Seeking to repair the damage he did to himself among the party faithful during the immigration reform debate, Senator Marco Rubio of Florida has agreed to be the lead sponsor of the “fetal-pain” ban on abortions after twenty weeks of pregnancy. This is the new cause of the pro-life movement, and they have already passed bills in several states and in the House of Representatives. It’s an anti-science bill, since doctors say that a 20-week old fetus cannot experience pain. But the Republicans are emboldened by polling that says that the majority of the people oppose abortions in the second trimester.
A Gallup survey in January found that 64 percent of Americans think an abortion in the second three months of pregnancy should be illegal. As for the last three months, 80 percent feel an abortion that late should be banned.
I think the Republicans put too much emphasis on poll numbers like these. Poll questions never reflect the specific circumstances that might lead a woman to seek an abortion past twenty weeks. In almost all cases, there are significant medical or psychological reasons for abortions that take place that late. And if you polled people on the specific cases, you would get a different result.
But, more than that, the public is broadly supportive of choice, and making yourself the face of one more effort to encroach on women’s rights is unlikely to redound to your benefit. Many on the right are cynical enough to see Rubio as being a naked opportunist who is only pushing this bill to repair his position with the base. But, insofar as this gambit works, the gains Rubio makes with the base will be offset by his losses with the general public. I don’t think the details of the bill really matter.
Wish someone could put out for the public exactly what the Roe v. Wade decision says. The demagoguery of this issue is stupendous.
Rubio is pitching to Texas, North Carolina, and Ohio. Count up those numbers.
For our purposes here, it’s Casey that controls:
How much lower is the threshold of viability in 2013 than in 1992?
I’m not sure that it has changed.
I have an in-law who is a nurse on staff at the new born intensive care unit of a hospital. So basically she takes care of premature babies. According to her, if the baby is not at least 25 weeks, no life-saving measures are attempted.
So there’s an answer.
If these laws are going to pass, and they will in several states, then the ACA should compensate by mandating that free fetal DNA testing is covered by all insurances at minimal expense to prospective parents. That way they don’t need to wait until their 18-20 week ultrasound to find out about any developmental abnormalities.
For what it’s worth, I think the ultrasound timing is exactly wby the prolifers are going at this deadline. It’s a shot across the bow. We need to roll them back, eventually.
I believe he’ll also be required to don a hair-shirt for the remainder of his term.
I wonder if it comes in brown?
He could start a fashion trend – brown-shirted Conservative politicians, just itching and scratching to do still more damage to this country.
Rubio is a clown who will make more latino voters for the Democrats.

■ **Material provided**
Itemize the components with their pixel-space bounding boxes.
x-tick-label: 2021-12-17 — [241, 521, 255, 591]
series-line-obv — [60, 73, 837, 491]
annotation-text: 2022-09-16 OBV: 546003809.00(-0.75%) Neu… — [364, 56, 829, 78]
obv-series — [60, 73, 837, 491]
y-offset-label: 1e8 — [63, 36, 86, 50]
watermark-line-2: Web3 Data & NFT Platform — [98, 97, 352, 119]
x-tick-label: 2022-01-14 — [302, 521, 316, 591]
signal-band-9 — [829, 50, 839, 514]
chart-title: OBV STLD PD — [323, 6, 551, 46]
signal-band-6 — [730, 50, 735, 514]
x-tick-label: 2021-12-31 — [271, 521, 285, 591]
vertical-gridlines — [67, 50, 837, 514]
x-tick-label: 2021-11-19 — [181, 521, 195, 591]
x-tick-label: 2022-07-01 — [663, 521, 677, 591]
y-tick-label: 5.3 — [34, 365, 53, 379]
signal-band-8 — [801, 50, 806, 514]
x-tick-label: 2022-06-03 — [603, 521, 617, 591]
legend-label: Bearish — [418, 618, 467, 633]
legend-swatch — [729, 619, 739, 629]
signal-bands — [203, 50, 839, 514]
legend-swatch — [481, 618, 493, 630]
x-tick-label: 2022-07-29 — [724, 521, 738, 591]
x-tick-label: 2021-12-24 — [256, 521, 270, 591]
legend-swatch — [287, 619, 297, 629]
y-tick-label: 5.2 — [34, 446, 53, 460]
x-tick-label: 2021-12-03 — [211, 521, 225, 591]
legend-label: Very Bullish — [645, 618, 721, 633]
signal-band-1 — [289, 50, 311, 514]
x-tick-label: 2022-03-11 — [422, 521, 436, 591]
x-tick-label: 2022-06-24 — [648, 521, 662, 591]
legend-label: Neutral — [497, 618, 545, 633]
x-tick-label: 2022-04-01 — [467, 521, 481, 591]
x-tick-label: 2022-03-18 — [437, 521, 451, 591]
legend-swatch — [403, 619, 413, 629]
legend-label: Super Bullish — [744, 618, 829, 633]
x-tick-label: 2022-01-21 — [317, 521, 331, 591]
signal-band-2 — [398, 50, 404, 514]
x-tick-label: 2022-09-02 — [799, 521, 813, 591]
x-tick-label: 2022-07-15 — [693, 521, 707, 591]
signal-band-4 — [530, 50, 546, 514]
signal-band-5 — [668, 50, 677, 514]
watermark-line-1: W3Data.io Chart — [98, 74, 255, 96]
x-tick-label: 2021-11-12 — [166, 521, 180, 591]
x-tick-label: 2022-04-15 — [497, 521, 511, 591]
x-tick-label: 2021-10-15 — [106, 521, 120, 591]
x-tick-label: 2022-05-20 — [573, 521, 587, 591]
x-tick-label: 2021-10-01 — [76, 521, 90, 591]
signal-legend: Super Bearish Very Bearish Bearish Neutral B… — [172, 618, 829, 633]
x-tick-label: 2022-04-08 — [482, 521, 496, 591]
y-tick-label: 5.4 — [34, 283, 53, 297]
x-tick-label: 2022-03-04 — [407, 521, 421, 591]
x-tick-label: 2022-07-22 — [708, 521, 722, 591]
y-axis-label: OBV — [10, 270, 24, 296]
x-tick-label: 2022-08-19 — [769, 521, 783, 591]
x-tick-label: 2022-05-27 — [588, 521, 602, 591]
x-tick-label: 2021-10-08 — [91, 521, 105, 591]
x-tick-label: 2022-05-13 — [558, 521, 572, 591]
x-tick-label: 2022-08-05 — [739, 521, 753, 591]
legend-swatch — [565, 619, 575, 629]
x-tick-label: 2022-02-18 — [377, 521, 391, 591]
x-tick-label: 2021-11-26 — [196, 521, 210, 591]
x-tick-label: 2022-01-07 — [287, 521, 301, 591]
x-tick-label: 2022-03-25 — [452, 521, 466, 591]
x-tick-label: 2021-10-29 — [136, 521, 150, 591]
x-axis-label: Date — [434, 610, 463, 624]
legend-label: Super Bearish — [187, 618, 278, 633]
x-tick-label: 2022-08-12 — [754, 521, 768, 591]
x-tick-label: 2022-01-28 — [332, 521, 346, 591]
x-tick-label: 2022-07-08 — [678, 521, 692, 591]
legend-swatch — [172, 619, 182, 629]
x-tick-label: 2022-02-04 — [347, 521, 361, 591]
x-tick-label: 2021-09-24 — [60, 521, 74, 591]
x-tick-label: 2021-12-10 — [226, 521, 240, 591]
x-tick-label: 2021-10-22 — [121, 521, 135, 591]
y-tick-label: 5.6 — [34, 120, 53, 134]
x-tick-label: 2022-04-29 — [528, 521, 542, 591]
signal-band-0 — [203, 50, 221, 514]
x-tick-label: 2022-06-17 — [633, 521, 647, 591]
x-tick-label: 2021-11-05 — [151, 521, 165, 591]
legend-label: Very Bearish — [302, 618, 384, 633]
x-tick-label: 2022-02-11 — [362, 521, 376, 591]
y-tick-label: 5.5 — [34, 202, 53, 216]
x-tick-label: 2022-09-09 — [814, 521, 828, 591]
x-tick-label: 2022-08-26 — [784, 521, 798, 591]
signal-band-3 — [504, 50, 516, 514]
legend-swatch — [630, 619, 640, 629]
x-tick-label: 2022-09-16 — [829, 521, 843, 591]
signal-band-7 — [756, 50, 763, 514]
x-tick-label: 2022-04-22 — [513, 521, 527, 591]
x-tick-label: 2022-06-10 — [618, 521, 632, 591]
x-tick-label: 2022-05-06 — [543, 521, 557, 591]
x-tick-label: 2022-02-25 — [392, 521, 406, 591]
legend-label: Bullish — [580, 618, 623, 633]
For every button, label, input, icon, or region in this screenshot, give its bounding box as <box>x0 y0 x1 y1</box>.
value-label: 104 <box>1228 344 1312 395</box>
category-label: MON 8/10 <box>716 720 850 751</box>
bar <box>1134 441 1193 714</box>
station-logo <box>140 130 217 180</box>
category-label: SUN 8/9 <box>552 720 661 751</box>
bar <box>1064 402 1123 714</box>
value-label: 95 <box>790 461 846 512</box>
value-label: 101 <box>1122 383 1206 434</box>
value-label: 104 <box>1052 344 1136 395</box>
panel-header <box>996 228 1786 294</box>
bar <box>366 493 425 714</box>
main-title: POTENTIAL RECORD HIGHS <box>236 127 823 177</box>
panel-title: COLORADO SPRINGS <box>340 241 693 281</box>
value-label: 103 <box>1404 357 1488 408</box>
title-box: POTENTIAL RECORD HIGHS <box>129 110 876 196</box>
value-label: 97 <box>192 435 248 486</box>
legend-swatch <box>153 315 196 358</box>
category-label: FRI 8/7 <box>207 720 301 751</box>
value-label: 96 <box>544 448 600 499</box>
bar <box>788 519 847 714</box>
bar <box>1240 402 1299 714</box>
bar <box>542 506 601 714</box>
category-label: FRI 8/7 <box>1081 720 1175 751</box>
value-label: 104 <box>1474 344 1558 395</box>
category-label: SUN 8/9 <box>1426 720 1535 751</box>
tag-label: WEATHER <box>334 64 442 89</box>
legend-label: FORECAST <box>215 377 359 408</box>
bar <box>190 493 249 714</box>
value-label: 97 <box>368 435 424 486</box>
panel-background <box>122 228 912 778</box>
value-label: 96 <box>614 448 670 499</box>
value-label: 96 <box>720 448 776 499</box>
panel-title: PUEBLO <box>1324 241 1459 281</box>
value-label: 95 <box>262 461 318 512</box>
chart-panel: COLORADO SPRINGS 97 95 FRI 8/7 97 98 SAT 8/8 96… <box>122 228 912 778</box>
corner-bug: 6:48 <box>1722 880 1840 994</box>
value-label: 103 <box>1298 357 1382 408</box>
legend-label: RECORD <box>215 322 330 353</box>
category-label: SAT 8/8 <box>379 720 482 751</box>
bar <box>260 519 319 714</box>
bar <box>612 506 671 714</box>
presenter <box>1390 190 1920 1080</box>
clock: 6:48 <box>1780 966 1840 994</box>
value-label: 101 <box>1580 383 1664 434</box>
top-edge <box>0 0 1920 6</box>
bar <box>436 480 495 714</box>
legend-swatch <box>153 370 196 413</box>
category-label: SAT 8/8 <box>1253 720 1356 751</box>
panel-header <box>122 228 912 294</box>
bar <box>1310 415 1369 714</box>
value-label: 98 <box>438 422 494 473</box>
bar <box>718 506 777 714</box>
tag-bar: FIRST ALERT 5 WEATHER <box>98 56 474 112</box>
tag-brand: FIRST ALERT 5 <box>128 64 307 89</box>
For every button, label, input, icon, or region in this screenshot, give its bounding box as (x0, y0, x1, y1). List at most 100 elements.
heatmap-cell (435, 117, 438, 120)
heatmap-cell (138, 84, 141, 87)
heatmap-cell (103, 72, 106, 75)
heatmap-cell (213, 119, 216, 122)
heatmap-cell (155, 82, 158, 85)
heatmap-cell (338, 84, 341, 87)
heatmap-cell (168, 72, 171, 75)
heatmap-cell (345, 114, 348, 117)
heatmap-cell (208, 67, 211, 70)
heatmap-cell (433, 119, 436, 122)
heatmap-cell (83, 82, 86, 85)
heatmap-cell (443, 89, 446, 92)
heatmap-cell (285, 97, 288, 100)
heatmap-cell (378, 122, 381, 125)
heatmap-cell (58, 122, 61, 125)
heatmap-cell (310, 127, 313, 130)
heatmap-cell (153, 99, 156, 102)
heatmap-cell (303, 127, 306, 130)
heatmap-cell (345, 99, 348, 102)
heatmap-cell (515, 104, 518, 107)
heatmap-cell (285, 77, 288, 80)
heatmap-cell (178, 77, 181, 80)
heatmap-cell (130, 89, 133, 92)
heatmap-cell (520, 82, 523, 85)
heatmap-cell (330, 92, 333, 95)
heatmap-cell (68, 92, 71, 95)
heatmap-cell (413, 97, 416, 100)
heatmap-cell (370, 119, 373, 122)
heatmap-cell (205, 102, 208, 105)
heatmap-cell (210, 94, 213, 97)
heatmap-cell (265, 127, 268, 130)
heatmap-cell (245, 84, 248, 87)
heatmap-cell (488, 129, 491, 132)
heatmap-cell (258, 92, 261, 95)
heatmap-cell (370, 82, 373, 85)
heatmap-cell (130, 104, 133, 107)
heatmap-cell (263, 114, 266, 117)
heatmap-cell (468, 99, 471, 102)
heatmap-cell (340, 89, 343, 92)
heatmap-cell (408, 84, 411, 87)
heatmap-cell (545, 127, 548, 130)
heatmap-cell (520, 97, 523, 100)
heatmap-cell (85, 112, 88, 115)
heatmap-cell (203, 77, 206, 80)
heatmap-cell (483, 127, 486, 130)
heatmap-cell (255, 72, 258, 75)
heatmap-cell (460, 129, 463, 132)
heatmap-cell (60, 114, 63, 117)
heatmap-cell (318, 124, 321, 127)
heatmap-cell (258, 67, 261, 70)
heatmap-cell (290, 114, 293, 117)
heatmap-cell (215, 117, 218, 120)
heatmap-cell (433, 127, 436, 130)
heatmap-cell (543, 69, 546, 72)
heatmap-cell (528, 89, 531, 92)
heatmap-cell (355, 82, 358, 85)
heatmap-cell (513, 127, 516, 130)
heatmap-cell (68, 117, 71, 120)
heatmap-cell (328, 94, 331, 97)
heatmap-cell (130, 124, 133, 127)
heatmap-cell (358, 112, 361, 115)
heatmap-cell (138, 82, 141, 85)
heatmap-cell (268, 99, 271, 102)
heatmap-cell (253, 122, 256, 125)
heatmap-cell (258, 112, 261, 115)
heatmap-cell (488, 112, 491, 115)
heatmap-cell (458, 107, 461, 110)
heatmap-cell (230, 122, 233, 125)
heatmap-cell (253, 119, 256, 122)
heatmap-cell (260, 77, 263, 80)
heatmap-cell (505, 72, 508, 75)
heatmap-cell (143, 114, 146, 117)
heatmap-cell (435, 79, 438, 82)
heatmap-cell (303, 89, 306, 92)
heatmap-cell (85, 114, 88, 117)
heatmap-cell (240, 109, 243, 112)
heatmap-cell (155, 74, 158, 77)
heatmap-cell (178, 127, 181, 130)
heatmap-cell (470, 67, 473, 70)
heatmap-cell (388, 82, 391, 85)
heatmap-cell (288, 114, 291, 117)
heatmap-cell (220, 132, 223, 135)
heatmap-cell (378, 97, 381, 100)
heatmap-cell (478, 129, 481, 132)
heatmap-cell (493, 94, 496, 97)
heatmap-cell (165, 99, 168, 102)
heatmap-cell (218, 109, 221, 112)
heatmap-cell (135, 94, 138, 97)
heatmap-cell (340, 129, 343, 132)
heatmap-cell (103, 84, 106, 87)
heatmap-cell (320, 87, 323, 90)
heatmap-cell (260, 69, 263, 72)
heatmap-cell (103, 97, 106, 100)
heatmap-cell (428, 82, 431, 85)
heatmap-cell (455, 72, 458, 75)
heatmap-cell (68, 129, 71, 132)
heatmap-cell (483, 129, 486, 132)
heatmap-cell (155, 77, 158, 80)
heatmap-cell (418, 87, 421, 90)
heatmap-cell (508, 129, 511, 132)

■ **Instructions to follow**
Answer these questions from the text on the fetal-pain abortion bill:
1. After how many weeks of pregnancy would the bill sponsored by Senator Marco Rubio ban abortions?
2. According to the January Gallup survey, what percentage of Americans think a second-trimester abortion should be illegal?
3. According to the in-law who is a nurse, how many weeks old must a baby be for life-saving measures to be attempted?
The items play no part in this exercise.

■ **Answer to the problem**
1. Twenty weeks.
2. 64 percent.
3. At least 25 weeks.